⟨

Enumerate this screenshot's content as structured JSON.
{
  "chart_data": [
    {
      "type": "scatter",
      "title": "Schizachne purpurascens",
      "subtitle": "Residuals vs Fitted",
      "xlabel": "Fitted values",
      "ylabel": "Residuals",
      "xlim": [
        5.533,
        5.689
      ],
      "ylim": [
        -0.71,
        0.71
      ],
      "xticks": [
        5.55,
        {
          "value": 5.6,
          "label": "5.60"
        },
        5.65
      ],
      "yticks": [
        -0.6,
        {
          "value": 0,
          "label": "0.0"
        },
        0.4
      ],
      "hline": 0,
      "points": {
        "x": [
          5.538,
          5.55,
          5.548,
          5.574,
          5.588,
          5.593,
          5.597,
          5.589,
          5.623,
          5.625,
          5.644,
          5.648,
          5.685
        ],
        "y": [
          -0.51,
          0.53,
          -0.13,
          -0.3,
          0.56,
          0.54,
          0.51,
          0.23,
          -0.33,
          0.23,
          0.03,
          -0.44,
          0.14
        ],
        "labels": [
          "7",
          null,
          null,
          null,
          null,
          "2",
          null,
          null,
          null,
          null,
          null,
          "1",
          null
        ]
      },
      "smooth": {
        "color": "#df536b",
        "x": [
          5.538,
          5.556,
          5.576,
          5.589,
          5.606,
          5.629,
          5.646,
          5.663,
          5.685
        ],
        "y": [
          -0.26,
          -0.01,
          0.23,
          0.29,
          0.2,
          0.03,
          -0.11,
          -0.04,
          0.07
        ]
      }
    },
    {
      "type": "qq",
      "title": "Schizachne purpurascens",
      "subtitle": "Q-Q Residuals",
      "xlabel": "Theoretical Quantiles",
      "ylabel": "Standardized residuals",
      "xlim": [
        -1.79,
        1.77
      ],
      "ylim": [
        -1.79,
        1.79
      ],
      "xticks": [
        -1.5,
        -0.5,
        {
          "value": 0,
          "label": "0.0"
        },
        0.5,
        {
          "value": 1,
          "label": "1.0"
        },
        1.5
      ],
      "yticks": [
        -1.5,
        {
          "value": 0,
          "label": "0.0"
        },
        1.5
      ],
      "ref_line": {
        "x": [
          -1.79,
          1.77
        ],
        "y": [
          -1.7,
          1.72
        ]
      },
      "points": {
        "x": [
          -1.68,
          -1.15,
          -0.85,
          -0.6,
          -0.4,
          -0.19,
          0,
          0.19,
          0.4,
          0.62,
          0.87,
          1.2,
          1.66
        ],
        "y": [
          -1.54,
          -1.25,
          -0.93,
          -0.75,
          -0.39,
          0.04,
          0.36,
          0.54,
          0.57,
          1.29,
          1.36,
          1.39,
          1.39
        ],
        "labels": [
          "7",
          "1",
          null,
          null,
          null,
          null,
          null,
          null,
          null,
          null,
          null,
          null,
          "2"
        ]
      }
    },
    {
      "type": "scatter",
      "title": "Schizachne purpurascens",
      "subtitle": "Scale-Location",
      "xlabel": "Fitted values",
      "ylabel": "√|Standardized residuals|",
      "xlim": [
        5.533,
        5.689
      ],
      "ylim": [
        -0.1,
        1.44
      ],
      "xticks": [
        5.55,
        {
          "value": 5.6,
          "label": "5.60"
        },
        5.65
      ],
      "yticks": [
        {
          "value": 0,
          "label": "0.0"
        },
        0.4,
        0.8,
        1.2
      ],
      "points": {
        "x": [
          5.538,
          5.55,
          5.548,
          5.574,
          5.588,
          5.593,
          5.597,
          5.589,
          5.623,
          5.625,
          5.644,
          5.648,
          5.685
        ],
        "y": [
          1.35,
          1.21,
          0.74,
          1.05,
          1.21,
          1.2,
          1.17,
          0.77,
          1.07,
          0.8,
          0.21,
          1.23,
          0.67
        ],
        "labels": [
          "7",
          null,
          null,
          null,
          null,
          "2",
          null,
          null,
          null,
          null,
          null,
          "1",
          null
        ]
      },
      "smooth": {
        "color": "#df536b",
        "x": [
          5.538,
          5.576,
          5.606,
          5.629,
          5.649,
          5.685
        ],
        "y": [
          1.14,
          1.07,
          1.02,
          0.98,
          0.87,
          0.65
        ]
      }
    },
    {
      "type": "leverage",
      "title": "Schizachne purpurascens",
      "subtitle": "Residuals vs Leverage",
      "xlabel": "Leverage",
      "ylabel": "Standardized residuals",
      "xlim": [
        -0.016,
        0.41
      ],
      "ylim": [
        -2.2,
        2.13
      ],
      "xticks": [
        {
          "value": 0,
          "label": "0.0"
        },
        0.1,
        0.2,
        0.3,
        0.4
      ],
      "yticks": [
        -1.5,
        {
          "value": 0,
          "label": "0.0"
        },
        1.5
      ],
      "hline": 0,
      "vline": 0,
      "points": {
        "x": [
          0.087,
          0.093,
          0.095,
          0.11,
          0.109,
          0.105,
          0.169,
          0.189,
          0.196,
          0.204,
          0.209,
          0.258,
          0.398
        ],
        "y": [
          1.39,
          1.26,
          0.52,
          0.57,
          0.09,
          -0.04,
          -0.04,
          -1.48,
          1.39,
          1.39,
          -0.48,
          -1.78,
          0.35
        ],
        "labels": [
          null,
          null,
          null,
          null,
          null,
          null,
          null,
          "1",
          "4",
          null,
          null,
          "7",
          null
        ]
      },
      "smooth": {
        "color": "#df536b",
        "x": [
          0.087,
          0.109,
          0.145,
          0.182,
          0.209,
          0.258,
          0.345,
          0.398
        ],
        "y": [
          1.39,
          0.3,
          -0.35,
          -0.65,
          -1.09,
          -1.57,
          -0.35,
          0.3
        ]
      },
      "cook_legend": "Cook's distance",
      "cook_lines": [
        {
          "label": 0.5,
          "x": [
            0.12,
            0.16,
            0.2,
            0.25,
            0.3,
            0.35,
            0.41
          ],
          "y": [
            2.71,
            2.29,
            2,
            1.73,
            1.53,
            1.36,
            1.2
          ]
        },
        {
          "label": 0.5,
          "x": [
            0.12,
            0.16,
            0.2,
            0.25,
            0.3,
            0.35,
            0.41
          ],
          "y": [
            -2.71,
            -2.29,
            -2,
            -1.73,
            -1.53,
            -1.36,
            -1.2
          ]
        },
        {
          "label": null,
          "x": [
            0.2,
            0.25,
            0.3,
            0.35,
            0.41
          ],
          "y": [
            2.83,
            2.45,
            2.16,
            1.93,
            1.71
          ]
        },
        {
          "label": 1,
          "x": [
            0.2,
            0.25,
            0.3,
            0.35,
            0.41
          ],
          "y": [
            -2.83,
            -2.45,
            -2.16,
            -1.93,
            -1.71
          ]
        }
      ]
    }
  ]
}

⟩

[Exercise] Above are the records; copy all of them exactly.

[Worked solution]
Enumerate this screenshot's content as structured JSON.
{
  "chart_data": [
    {
      "type": "scatter",
      "title": "Schizachne purpurascens",
      "subtitle": "Residuals vs Fitted",
      "xlabel": "Fitted values",
      "ylabel": "Residuals",
      "xlim": [
        5.533,
        5.689
      ],
      "ylim": [
        -0.71,
        0.71
      ],
      "xticks": [
        5.55,
        {
          "value": 5.6,
          "label": "5.60"
        },
        5.65
      ],
      "yticks": [
        -0.6,
        {
          "value": 0,
          "label": "0.0"
        },
        0.4
      ],
      "hline": 0,
      "points": {
        "x": [
          5.538,
          5.55,
          5.548,
          5.574,
          5.588,
          5.593,
          5.597,
          5.589,
          5.623,
          5.625,
          5.644,
          5.648,
          5.685
        ],
        "y": [
          -0.51,
          0.53,
          -0.13,
          -0.3,
          0.56,
          0.54,
          0.51,
          0.23,
          -0.33,
          0.23,
          0.03,
          -0.44,
          0.14
        ],
        "labels": [
          "7",
          null,
          null,
          null,
          null,
          "2",
          null,
          null,
          null,
          null,
          null,
          "1",
          null
        ]
      },
      "smooth": {
        "color": "#df536b",
        "x": [
          5.538,
          5.556,
          5.576,
          5.589,
          5.606,
          5.629,
          5.646,
          5.663,
          5.685
        ],
        "y": [
          -0.26,
          -0.01,
          0.23,
          0.29,
          0.2,
          0.03,
          -0.11,
          -0.04,
          0.07
        ]
      }
    },
    {
      "type": "qq",
      "title": "Schizachne purpurascens",
      "subtitle": "Q-Q Residuals",
      "xlabel": "Theoretical Quantiles",
      "ylabel": "Standardized residuals",
      "xlim": [
        -1.79,
        1.77
      ],
      "ylim": [
        -1.79,
        1.79
      ],
      "xticks": [
        -1.5,
        -0.5,
        {
          "value": 0,
          "label": "0.0"
        },
        0.5,
        {
          "value": 1,
          "label": "1.0"
        },
        1.5
      ],
      "yticks": [
        -1.5,
        {
          "value": 0,
          "label": "0.0"
        },
        1.5
      ],
      "ref_line": {
        "x": [
          -1.79,
          1.77
        ],
        "y": [
          -1.7,
          1.72
        ]
      },
      "points": {
        "x": [
          -1.68,
          -1.15,
          -0.85,
          -0.6,
          -0.4,
          -0.19,
          0,
          0.19,
          0.4,
          0.62,
          0.87,
          1.2,
          1.66
        ],
        "y": [
          -1.54,
          -1.25,
          -0.93,
          -0.75,
          -0.39,
          0.04,
          0.36,
          0.54,
          0.57,
          1.29,
          1.36,
          1.39,
          1.39
        ],
        "labels": [
          "7",
          "1",
          null,
          null,
          null,
          null,
          null,
          null,
          null,
          null,
          null,
          null,
          "2"
        ]
      }
    },
    {
      "type": "scatter",
      "title": "Schizachne purpurascens",
      "subtitle": "Scale-Location",
      "xlabel": "Fitted values",
      "ylabel": "√|Standardized residuals|",
      "xlim": [
        5.533,
        5.689
      ],
      "ylim": [
        -0.1,
        1.44
      ],
      "xticks": [
        5.55,
        {
          "value": 5.6,
          "label": "5.60"
        },
        5.65
      ],
      "yticks": [
        {
          "value": 0,
          "label": "0.0"
        },
        0.4,
        0.8,
        1.2
      ],
      "points": {
        "x": [
          5.538,
          5.55,
          5.548,
          5.574,
          5.588,
          5.593,
          5.597,
          5.589,
          5.623,
          5.625,
          5.644,
          5.648,
          5.685
        ],
        "y": [
          1.35,
          1.21,
          0.74,
          1.05,
          1.21,
          1.2,
          1.17,
          0.77,
          1.07,
          0.8,
          0.21,
          1.23,
          0.67
        ],
        "labels": [
          "7",
          null,
          null,
          null,
          null,
          "2",
          null,
          null,
          null,
          null,
          null,
          "1",
          null
        ]
      },
      "smooth": {
        "color": "#df536b",
        "x": [
          5.538,
          5.576,
          5.606,
          5.629,
          5.649,
          5.685
        ],
        "y": [
          1.14,
          1.07,
          1.02,
          0.98,
          0.87,
          0.65
        ]
      }
    },
    {
      "type": "leverage",
      "title": "Schizachne purpurascens",
      "subtitle": "Residuals vs Leverage",
      "xlabel": "Leverage",
      "ylabel": "Standardized residuals",
      "xlim": [
        -0.016,
        0.41
      ],
      "ylim": [
        -2.2,
        2.13
      ],
      "xticks": [
        {
          "value": 0,
          "label": "0.0"
        },
        0.1,
        0.2,
        0.3,
        0.4
      ],
      "yticks": [
        -1.5,
        {
          "value": 0,
          "label": "0.0"
        },
        1.5
      ],
      "hline": 0,
      "vline": 0,
      "points": {
        "x": [
          0.087,
          0.093,
          0.095,
          0.11,
          0.109,
          0.105,
          0.169,
          0.189,
          0.196,
          0.204,
          0.209,
          0.258,
          0.398
        ],
        "y": [
          1.39,
          1.26,
          0.52,
          0.57,
          0.09,
          -0.04,
          -0.04,
          -1.48,
          1.39,
          1.39,
          -0.48,
          -1.78,
          0.35
        ],
        "labels": [
          null,
          null,
          null,
          null,
          null,
          null,
          null,
          "1",
          "4",
          null,
          null,
          "7",
          null
        ]
      },
      "smooth": {
        "color": "#df536b",
        "x": [
          0.087,
          0.109,
          0.145,
          0.182,
          0.209,
          0.258,
          0.345,
          0.398
        ],
        "y": [
          1.39,
          0.3,
          -0.35,
          -0.65,
          -1.09,
          -1.57,
          -0.35,
          0.3
        ]
      },
      "cook_legend": "Cook's distance",
      "cook_lines": [
        {
          "label": 0.5,
          "x": [
            0.12,
            0.16,
            0.2,
            0.25,
            0.3,
            0.35,
            0.41
          ],
          "y": [
            2.71,
            2.29,
            2,
            1.73,
            1.53,
            1.36,
            1.2
          ]
        },
        {
          "label": 0.5,
          "x": [
            0.12,
            0.16,
            0.2,
            0.25,
            0.3,
            0.35,
            0.41
          ],
          "y": [
            -2.71,
            -2.29,
            -2,
            -1.73,
            -1.53,
            -1.36,
            -1.2
          ]
        },
        {
          "label": null,
          "x": [
            0.2,
            0.25,
            0.3,
            0.35,
            0.41
          ],
          "y": [
            2.83,
            2.45,
            2.16,
            1.93,
            1.71
          ]
        },
        {
          "label": 1,
          "x": [
            0.2,
            0.25,
            0.3,
            0.35,
            0.41
          ],
          "y": [
            -2.83,
            -2.45,
            -2.16,
            -1.93,
            -1.71
          ]
        }
      ]
    }
  ]
}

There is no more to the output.